TASK BRIEF | Reproduce all entries precisely, down to the last character.
*** RECORDED INFORMATION
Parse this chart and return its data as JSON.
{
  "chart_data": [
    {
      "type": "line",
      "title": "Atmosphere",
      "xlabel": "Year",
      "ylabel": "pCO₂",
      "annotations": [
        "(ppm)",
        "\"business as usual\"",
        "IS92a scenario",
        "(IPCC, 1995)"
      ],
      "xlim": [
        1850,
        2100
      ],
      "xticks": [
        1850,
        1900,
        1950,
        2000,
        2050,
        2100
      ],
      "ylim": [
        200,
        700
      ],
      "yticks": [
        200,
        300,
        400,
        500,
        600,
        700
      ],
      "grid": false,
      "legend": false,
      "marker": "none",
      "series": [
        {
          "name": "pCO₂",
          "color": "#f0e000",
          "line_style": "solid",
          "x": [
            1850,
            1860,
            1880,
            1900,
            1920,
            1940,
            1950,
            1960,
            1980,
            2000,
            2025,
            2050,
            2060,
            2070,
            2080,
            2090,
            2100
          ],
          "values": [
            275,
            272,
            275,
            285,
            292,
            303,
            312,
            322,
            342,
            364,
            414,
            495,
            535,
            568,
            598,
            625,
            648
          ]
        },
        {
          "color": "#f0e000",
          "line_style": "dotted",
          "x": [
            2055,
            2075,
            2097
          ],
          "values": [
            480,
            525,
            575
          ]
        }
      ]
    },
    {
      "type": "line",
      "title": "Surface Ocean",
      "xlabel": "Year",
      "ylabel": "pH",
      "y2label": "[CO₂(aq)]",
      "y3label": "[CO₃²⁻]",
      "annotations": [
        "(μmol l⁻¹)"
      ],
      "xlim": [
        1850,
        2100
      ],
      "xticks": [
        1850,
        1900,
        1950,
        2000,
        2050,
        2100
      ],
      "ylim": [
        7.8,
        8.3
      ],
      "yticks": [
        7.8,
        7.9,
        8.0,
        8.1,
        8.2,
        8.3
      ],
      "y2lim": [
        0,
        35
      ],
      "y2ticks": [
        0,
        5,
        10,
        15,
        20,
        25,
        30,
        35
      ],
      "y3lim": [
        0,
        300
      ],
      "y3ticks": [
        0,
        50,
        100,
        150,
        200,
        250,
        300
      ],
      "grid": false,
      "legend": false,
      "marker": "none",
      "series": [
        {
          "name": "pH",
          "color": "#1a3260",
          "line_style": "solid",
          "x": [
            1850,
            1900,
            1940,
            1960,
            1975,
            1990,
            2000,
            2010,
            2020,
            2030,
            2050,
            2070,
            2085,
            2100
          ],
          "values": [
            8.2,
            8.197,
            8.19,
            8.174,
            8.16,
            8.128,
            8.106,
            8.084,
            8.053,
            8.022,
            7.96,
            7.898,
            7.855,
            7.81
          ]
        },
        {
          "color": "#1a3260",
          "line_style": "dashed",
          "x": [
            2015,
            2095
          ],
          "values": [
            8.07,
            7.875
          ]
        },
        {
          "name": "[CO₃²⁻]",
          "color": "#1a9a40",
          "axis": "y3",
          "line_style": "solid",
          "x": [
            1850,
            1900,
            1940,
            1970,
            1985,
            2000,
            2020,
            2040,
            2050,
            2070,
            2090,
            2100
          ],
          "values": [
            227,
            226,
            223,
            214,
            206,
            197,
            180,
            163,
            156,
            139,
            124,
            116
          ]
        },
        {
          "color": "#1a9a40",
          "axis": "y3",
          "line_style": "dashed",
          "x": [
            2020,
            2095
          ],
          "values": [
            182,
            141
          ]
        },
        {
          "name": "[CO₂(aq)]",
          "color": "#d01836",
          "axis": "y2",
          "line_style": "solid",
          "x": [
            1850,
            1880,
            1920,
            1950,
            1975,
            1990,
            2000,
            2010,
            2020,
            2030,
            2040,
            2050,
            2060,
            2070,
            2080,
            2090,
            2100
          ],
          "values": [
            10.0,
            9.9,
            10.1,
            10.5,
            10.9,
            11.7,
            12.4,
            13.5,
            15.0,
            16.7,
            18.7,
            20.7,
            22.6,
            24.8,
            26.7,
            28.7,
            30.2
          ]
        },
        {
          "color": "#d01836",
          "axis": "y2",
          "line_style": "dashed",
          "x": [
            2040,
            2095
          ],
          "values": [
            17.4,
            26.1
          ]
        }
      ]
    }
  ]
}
******
SOLVED PROBLEM |
Parse this chart and return its data as JSON.
{
  "chart_data": [
    {
      "type": "line",
      "title": "Atmosphere",
      "xlabel": "Year",
      "ylabel": "pCO₂",
      "annotations": [
        "(ppm)",
        "\"business as usual\"",
        "IS92a scenario",
        "(IPCC, 1995)"
      ],
      "xlim": [
        1850,
        2100
      ],
      "xticks": [
        1850,
        1900,
        1950,
        2000,
        2050,
        2100
      ],
      "ylim": [
        200,
        700
      ],
      "yticks": [
        200,
        300,
        400,
        500,
        600,
        700
      ],
      "grid": false,
      "legend": false,
      "marker": "none",
      "series": [
        {
          "name": "pCO₂",
          "color": "#f0e000",
          "line_style": "solid",
          "x": [
            1850,
            1860,
            1880,
            1900,
            1920,
            1940,
            1950,
            1960,
            1980,
            2000,
            2025,
            2050,
            2060,
            2070,
            2080,
            2090,
            2100
          ],
          "values": [
            275,
            272,
            275,
            285,
            292,
            303,
            312,
            322,
            342,
            364,
            414,
            495,
            535,
            568,
            598,
            625,
            648
          ]
        },
        {
          "color": "#f0e000",
          "line_style": "dotted",
          "x": [
            2055,
            2075,
            2097
          ],
          "values": [
            480,
            525,
            575
          ]
        }
      ]
    },
    {
      "type": "line",
      "title": "Surface Ocean",
      "xlabel": "Year",
      "ylabel": "pH",
      "y2label": "[CO₂(aq)]",
      "y3label": "[CO₃²⁻]",
      "annotations": [
        "(μmol l⁻¹)"
      ],
      "xlim": [
        1850,
        2100
      ],
      "xticks": [
        1850,
        1900,
        1950,
        2000,
        2050,
        2100
      ],
      "ylim": [
        7.8,
        8.3
      ],
      "yticks": [
        7.8,
        7.9,
        8.0,
        8.1,
        8.2,
        8.3
      ],
      "y2lim": [
        0,
        35
      ],
      "y2ticks": [
        0,
        5,
        10,
        15,
        20,
        25,
        30,
        35
      ],
      "y3lim": [
        0,
        300
      ],
      "y3ticks": [
        0,
        50,
        100,
        150,
        200,
        250,
        300
      ],
      "grid": false,
      "legend": false,
      "marker": "none",
      "series": [
        {
          "name": "pH",
          "color": "#1a3260",
          "line_style": "solid",
          "x": [
            1850,
            1900,
            1940,
            1960,
            1975,
            1990,
            2000,
            2010,
            2020,
            2030,
            2050,
            2070,
            2085,
            2100
          ],
          "values": [
            8.2,
            8.197,
            8.19,
            8.174,
            8.16,
            8.128,
            8.106,
            8.084,
            8.053,
            8.022,
            7.96,
            7.898,
            7.855,
            7.81
          ]
        },
        {
          "color": "#1a3260",
          "line_style": "dashed",
          "x": [
            2015,
            2095
          ],
          "values": [
            8.07,
            7.875
          ]
        },
        {
          "name": "[CO₃²⁻]",
          "color": "#1a9a40",
          "axis": "y3",
          "line_style": "solid",
          "x": [
            1850,
            1900,
            1940,
            1970,
            1985,
            2000,
            2020,
            2040,
            2050,
            2070,
            2090,
            2100
          ],
          "values": [
            227,
            226,
            223,
            214,
            206,
            197,
            180,
            163,
            156,
            139,
            124,
            116
          ]
        },
        {
          "color": "#1a9a40",
          "axis": "y3",
          "line_style": "dashed",
          "x": [
            2020,
            2095
          ],
          "values": [
            182,
            141
          ]
        },
        {
          "name": "[CO₂(aq)]",
          "color": "#d01836",
          "axis": "y2",
          "line_style": "solid",
          "x": [
            1850,
            1880,
            1920,
            1950,
            1975,
            1990,
            2000,
            2010,
            2020,
            2030,
            2040,
            2050,
            2060,
            2070,
            2080,
            2090,
            2100
          ],
          "values": [
            10.0,
            9.9,
            10.1,
            10.5,
            10.9,
            11.7,
            12.4,
            13.5,
            15.0,
            16.7,
            18.7,
            20.7,
            22.6,
            24.8,
            26.7,
            28.7,
            30.2
          ]
        },
        {
          "color": "#d01836",
          "axis": "y2",
          "line_style": "dashed",
          "x": [
            2040,
            2095
          ],
          "values": [
            17.4,
            26.1
          ]
        }
      ]
    }
  ]
}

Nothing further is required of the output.